## GIVEN EXERCISE
Print every record below exactly as written.

## DATA FOR THIS EXERCISE
__________________________________________________

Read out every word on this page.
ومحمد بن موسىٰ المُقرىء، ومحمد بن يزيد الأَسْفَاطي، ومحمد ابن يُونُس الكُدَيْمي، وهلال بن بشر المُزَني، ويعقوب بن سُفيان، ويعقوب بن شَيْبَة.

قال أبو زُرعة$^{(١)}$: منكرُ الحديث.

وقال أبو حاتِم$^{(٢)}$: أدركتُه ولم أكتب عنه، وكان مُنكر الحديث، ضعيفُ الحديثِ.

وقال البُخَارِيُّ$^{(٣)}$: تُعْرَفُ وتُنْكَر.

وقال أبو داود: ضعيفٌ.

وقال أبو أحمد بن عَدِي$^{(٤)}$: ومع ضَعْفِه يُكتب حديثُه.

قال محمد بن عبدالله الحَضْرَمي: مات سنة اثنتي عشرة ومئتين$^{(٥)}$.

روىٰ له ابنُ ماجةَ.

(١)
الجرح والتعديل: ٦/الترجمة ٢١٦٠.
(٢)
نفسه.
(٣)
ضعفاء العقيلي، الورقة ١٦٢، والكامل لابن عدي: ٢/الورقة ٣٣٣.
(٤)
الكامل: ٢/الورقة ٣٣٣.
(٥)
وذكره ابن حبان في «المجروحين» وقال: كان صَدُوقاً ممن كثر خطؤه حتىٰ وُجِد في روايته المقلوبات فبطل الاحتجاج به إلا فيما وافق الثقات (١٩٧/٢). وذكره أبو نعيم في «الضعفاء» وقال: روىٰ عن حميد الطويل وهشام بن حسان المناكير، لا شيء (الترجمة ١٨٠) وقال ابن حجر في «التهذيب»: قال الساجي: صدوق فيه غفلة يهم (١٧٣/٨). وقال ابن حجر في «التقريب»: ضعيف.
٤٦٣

__________________________________________________

## SOLUTION
Read out every word on this page.
ومحمد بن موسىٰ المُقرىء، ومحمد بن يزيد الأَسْفَاطي، ومحمد ابن يُونُس الكُدَيْمي، وهلال بن بشر المُزَني، ويعقوب بن سُفيان، ويعقوب بن شَيْبَة.

قال أبو زُرعة$^{(١)}$: منكرُ الحديث.

وقال أبو حاتِم$^{(٢)}$: أدركتُه ولم أكتب عنه، وكان مُنكر الحديث، ضعيفُ الحديثِ.

وقال البُخَارِيُّ$^{(٣)}$: تُعْرَفُ وتُنْكَر.

وقال أبو داود: ضعيفٌ.

وقال أبو أحمد بن عَدِي$^{(٤)}$: ومع ضَعْفِه يُكتب حديثُه.

قال محمد بن عبدالله الحَضْرَمي: مات سنة اثنتي عشرة ومئتين$^{(٥)}$.

روىٰ له ابنُ ماجةَ.

(١)
الجرح والتعديل: ٦/الترجمة ٢١٦٠.
(٢)
نفسه.
(٣)
ضعفاء العقيلي، الورقة ١٦٢، والكامل لابن عدي: ٢/الورقة ٣٣٣.
(٤)
الكامل: ٢/الورقة ٣٣٣.
(٥)
وذكره ابن حبان في «المجروحين» وقال: كان صَدُوقاً ممن كثر خطؤه حتىٰ وُجِد في روايته المقلوبات فبطل الاحتجاج به إلا فيما وافق الثقات (١٩٧/٢). وذكره أبو نعيم في «الضعفاء» وقال: روىٰ عن حميد الطويل وهشام بن حسان المناكير، لا شيء (الترجمة ١٨٠) وقال ابن حجر في «التهذيب»: قال الساجي: صدوق فيه غفلة يهم (١٧٣/٨). وقال ابن حجر في «التقريب»: ضعيف.
٤٦٣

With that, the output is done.